___ ENTRIES SHOWN

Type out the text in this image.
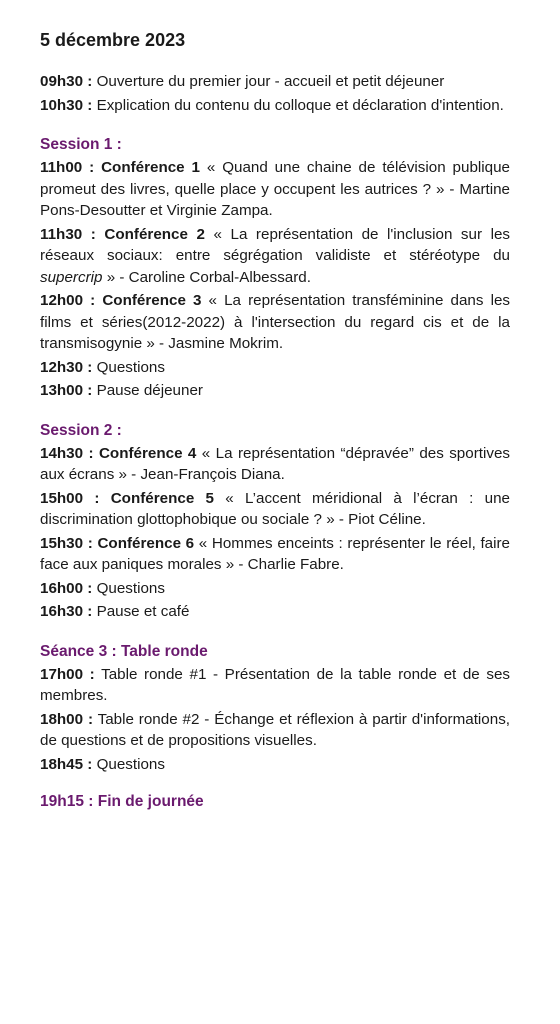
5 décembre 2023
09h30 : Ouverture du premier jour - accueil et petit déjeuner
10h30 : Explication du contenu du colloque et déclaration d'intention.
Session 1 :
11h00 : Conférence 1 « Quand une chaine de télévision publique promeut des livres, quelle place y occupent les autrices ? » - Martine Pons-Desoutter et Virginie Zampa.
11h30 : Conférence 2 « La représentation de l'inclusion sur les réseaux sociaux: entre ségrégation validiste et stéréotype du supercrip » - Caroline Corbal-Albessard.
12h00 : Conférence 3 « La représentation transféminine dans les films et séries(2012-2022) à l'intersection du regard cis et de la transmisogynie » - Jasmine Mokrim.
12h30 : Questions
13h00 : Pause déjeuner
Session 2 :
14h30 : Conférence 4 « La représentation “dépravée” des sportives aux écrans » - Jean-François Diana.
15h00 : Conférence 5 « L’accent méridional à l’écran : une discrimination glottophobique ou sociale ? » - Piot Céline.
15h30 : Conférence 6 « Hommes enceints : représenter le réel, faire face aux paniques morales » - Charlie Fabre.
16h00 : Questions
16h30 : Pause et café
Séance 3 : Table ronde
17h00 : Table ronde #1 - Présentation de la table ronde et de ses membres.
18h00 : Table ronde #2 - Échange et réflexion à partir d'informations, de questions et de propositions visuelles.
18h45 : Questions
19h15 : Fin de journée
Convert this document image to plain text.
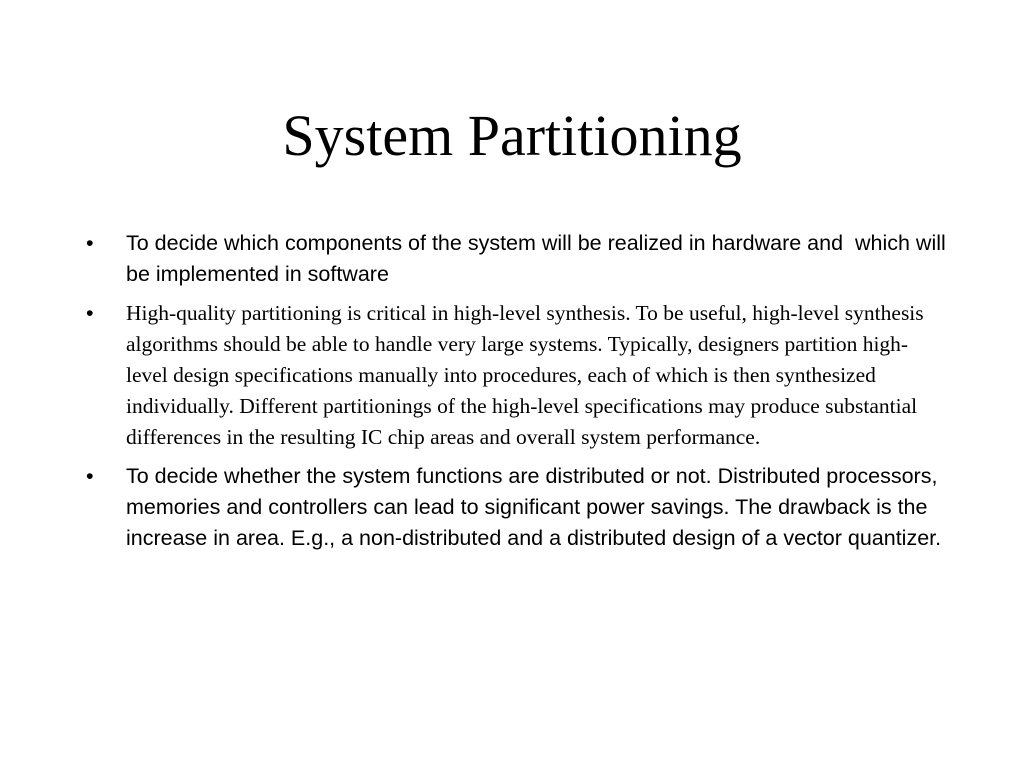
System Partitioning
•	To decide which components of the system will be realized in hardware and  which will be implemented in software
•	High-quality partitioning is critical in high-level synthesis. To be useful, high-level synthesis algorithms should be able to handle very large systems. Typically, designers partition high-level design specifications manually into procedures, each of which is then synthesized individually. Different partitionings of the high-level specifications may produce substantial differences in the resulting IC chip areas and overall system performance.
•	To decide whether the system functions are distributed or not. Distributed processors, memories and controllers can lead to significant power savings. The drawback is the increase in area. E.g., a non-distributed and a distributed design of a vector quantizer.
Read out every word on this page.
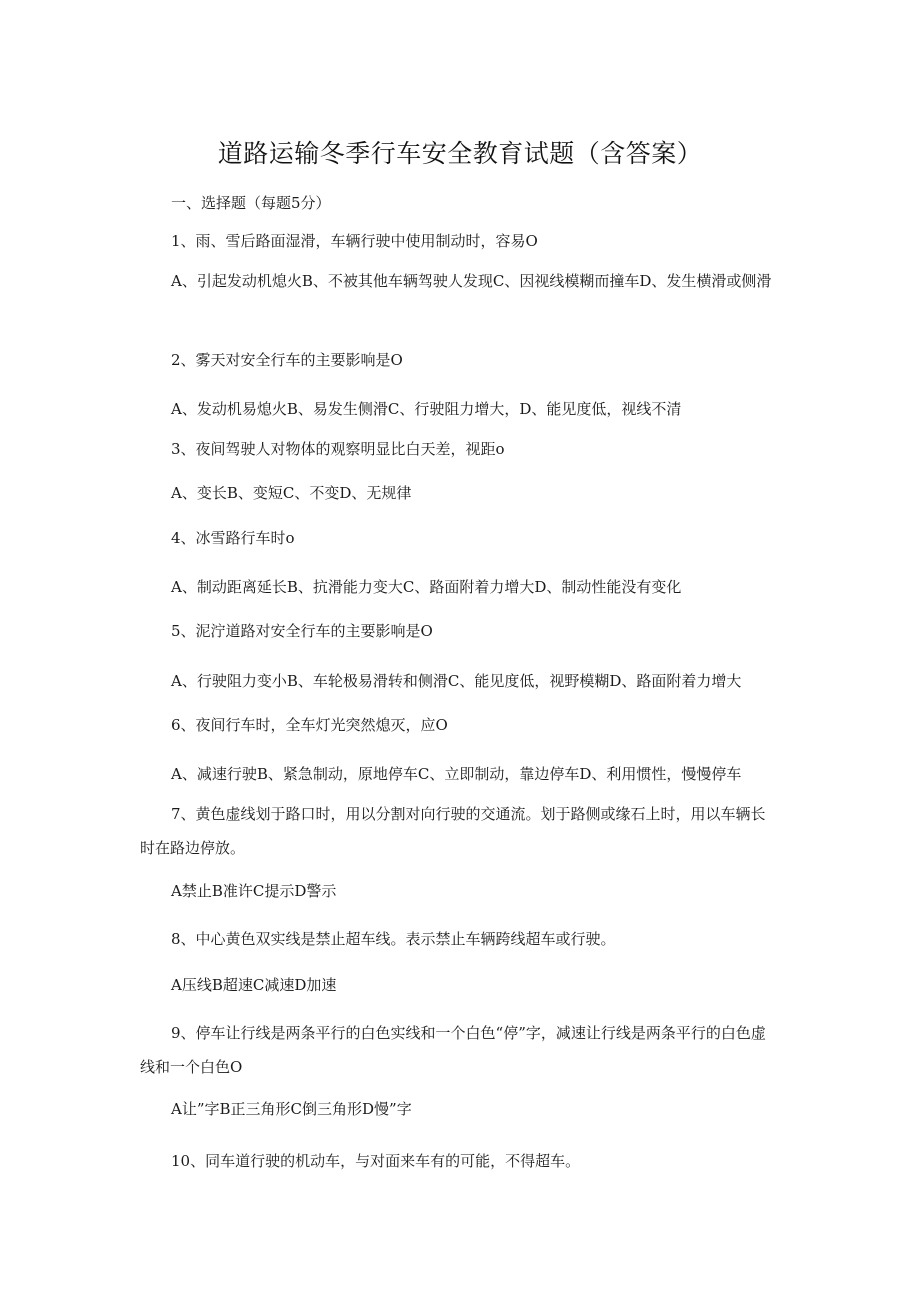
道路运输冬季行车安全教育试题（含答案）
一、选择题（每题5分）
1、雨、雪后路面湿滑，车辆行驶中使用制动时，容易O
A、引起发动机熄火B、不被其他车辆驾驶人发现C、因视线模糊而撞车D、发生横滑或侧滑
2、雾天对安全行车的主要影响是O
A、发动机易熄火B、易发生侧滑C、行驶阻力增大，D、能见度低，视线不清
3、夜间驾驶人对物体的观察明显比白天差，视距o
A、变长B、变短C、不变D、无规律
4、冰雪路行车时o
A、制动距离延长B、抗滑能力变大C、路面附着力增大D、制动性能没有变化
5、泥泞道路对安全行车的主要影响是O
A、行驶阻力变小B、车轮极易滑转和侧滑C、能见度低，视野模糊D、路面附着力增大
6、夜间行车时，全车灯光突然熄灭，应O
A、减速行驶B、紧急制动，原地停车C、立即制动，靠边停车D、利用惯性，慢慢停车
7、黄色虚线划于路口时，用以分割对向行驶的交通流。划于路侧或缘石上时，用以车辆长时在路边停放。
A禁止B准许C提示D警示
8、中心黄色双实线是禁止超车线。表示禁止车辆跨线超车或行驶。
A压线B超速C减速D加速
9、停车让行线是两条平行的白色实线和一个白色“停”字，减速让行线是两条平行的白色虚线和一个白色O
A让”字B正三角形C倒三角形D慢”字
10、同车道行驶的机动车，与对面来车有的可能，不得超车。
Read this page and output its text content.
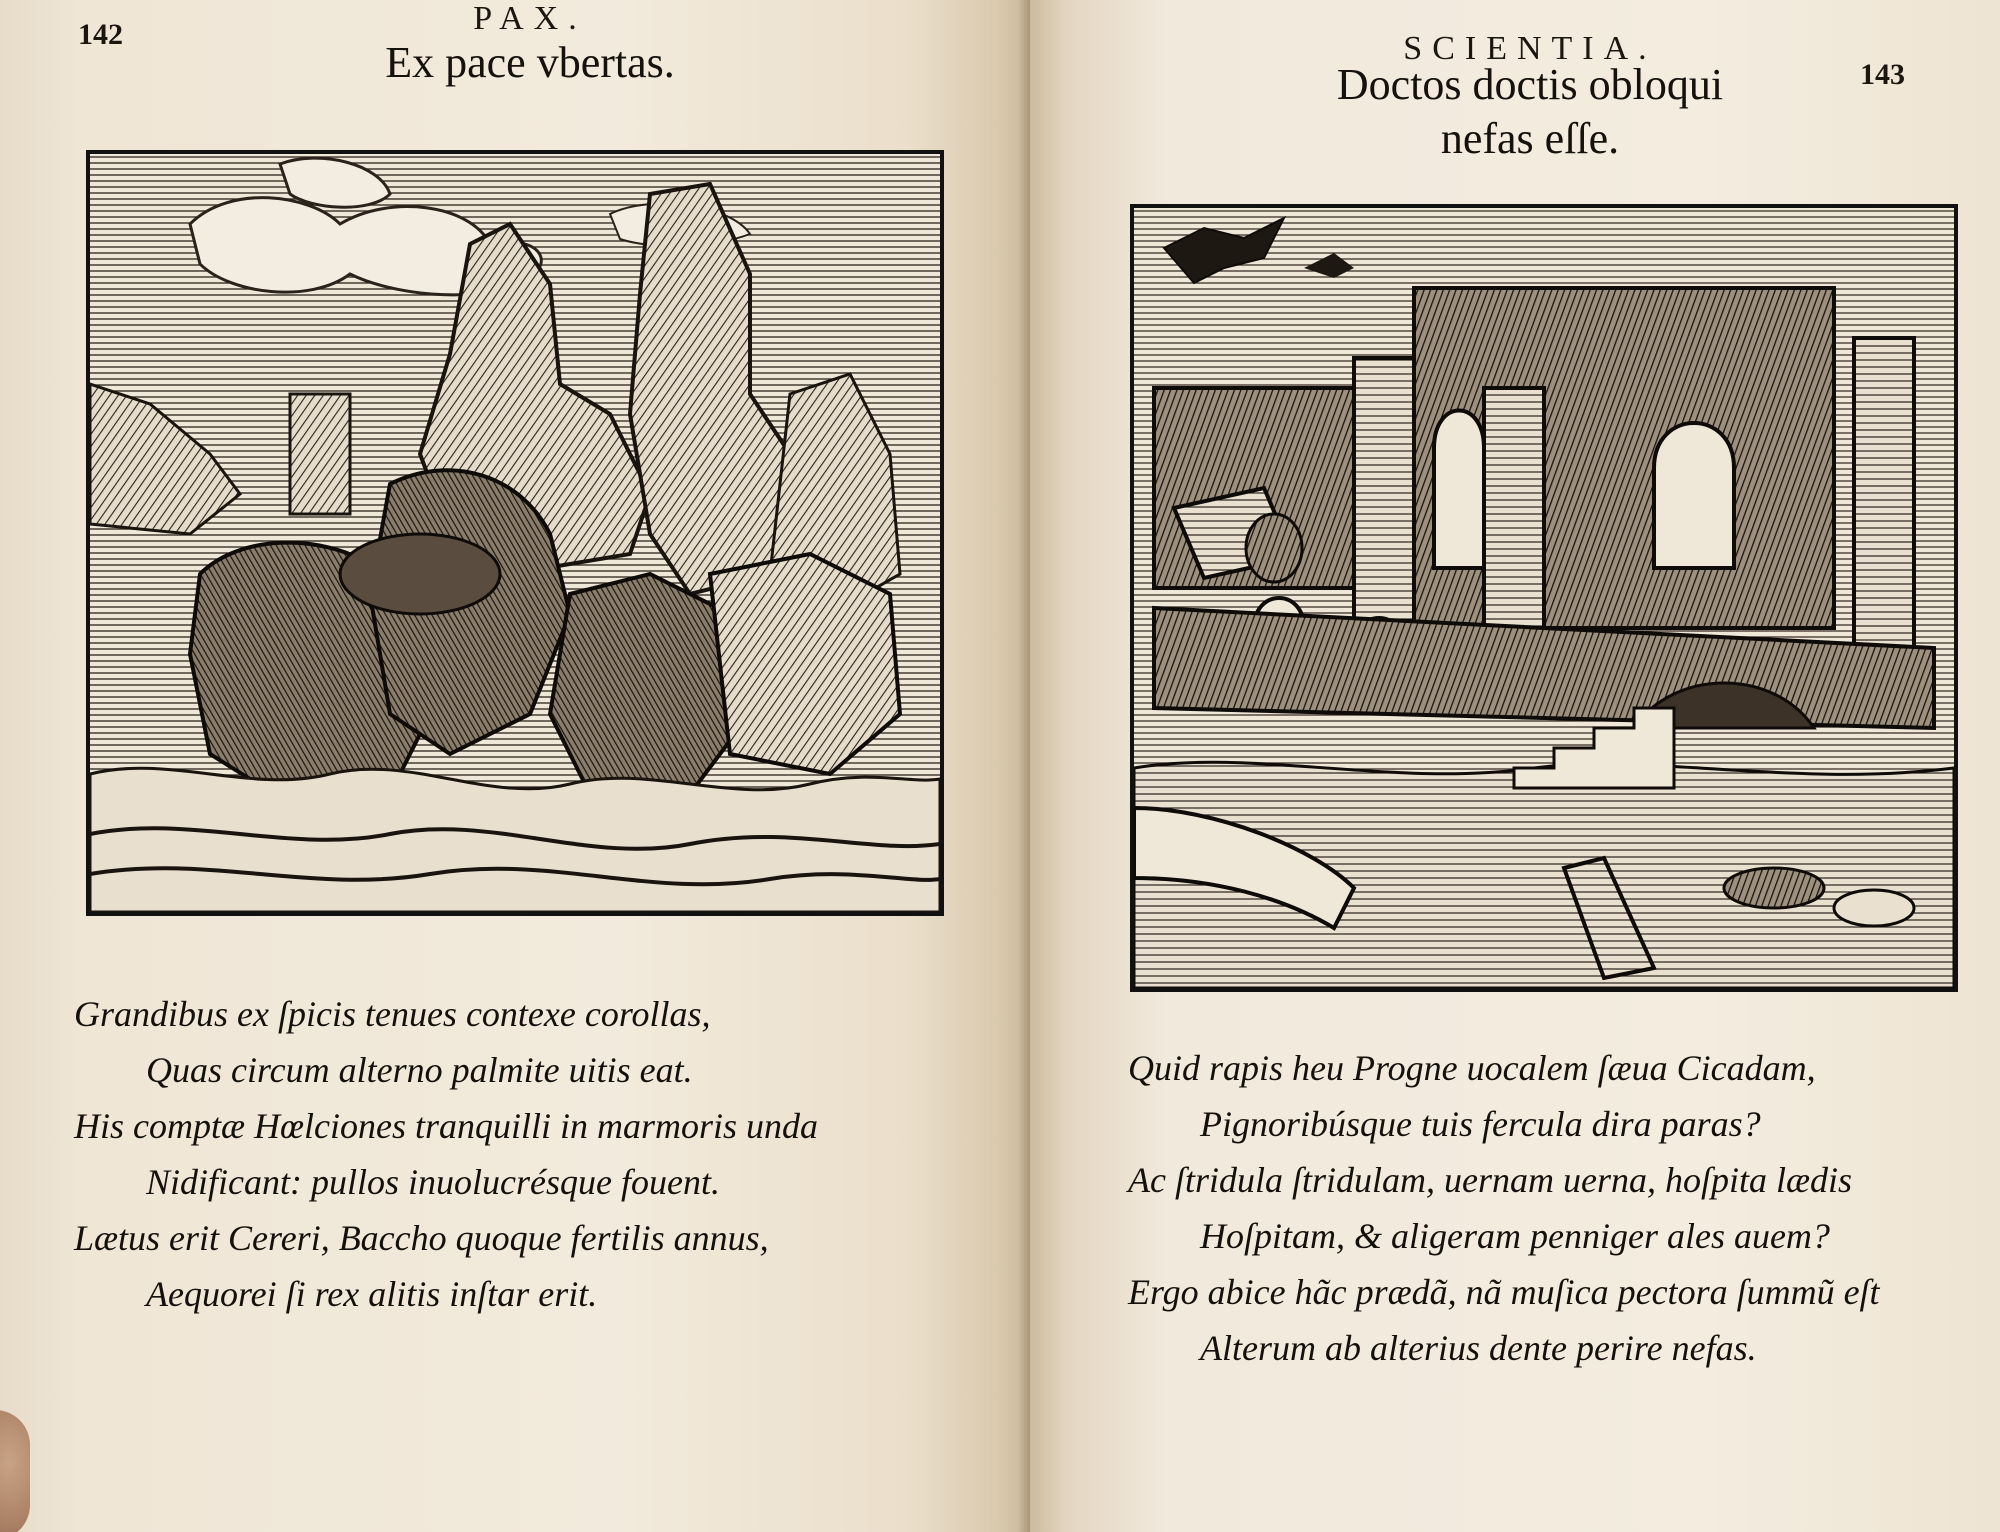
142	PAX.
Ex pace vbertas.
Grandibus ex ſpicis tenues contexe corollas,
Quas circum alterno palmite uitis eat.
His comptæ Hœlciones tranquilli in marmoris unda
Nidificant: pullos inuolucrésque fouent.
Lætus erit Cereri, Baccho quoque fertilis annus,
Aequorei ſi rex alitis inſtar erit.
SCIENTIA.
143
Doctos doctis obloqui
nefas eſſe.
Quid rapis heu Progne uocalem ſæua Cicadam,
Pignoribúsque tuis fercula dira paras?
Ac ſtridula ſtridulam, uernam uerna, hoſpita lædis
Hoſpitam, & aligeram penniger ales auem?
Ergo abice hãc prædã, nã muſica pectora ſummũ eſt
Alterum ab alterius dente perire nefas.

______

=== TASK ===
Transcribe each entry above exactly, apart from the pictures.

=== WORKED SOLUTION ===
Type out the text in this image.
5 décembre 2023
09h30 : Ouverture du premier jour - accueil et petit déjeuner
10h30 : Explication du contenu du colloque et déclaration d'intention.
Session 1 :
11h00 : Conférence 1 « Quand une chaine de télévision publique promeut des livres, quelle place y occupent les autrices ? » - Martine Pons-Desoutter et Virginie Zampa.
11h30 : Conférence 2 « La représentation de l'inclusion sur les réseaux sociaux: entre ségrégation validiste et stéréotype du supercrip » - Caroline Corbal-Albessard.
12h00 : Conférence 3 « La représentation transféminine dans les films et séries(2012-2022) à l'intersection du regard cis et de la transmisogynie » - Jasmine Mokrim.
12h30 : Questions
13h00 : Pause déjeuner
Session 2 :
14h30 : Conférence 4 « La représentation “dépravée” des sportives aux écrans » - Jean-François Diana.
15h00 : Conférence 5 « L’accent méridional à l’écran : une discrimination glottophobique ou sociale ? » - Piot Céline.
15h30 : Conférence 6 « Hommes enceints : représenter le réel, faire face aux paniques morales » - Charlie Fabre.
16h00 : Questions
16h30 : Pause et café
Séance 3 : Table ronde
17h00 : Table ronde #1 - Présentation de la table ronde et de ses membres.
18h00 : Table ronde #2 - Échange et réflexion à partir d'informations, de questions et de propositions visuelles.
18h45 : Questions
19h15 : Fin de journée
Convert this document image to plain text.
System Partitioning
•	To decide which components of the system will be realized in hardware and  which will be implemented in software
•	High-quality partitioning is critical in high-level synthesis. To be useful, high-level synthesis algorithms should be able to handle very large systems. Typically, designers partition high-level design specifications manually into procedures, each of which is then synthesized individually. Different partitionings of the high-level specifications may produce substantial differences in the resulting IC chip areas and overall system performance.
•	To decide whether the system functions are distributed or not. Distributed processors, memories and controllers can lead to significant power savings. The drawback is the increase in area. E.g., a non-distributed and a distributed design of a vector quantizer.
Read out every word on this page.
道路运输冬季行车安全教育试题（含答案）
一、选择题（每题5分）
1、雨、雪后路面湿滑，车辆行驶中使用制动时，容易O
A、引起发动机熄火B、不被其他车辆驾驶人发现C、因视线模糊而撞车D、发生横滑或侧滑
2、雾天对安全行车的主要影响是O
A、发动机易熄火B、易发生侧滑C、行驶阻力增大，D、能见度低，视线不清
3、夜间驾驶人对物体的观察明显比白天差，视距o
A、变长B、变短C、不变D、无规律
4、冰雪路行车时o
A、制动距离延长B、抗滑能力变大C、路面附着力增大D、制动性能没有变化
5、泥泞道路对安全行车的主要影响是O
A、行驶阻力变小B、车轮极易滑转和侧滑C、能见度低，视野模糊D、路面附着力增大
6、夜间行车时，全车灯光突然熄灭，应O
A、减速行驶B、紧急制动，原地停车C、立即制动，靠边停车D、利用惯性，慢慢停车
7、黄色虚线划于路口时，用以分割对向行驶的交通流。划于路侧或缘石上时，用以车辆长时在路边停放。
A禁止B准许C提示D警示
8、中心黄色双实线是禁止超车线。表示禁止车辆跨线超车或行驶。
A压线B超速C减速D加速
9、停车让行线是两条平行的白色实线和一个白色“停”字，减速让行线是两条平行的白色虚线和一个白色O
A让”字B正三角形C倒三角形D慢”字
10、同车道行驶的机动车，与对面来车有的可能，不得超车。
Read this page and output its text content.
142	PAX.
Ex pace vbertas.
Grandibus ex ſpicis tenues contexe corollas,
Quas circum alterno palmite uitis eat.
His comptæ Hœlciones tranquilli in marmoris unda
Nidificant: pullos inuolucrésque fouent.
Lætus erit Cereri, Baccho quoque fertilis annus,
Aequorei ſi rex alitis inſtar erit.
SCIENTIA.
143
Doctos doctis obloqui
nefas eſſe.
Quid rapis heu Progne uocalem ſæua Cicadam,
Pignoribúsque tuis fercula dira paras?
Ac ſtridula ſtridulam, uernam uerna, hoſpita lædis
Hoſpitam, & aligeram penniger ales auem?
Ergo abice hãc prædã, nã muſica pectora ſummũ eſt
Alterum ab alterius dente perire nefas.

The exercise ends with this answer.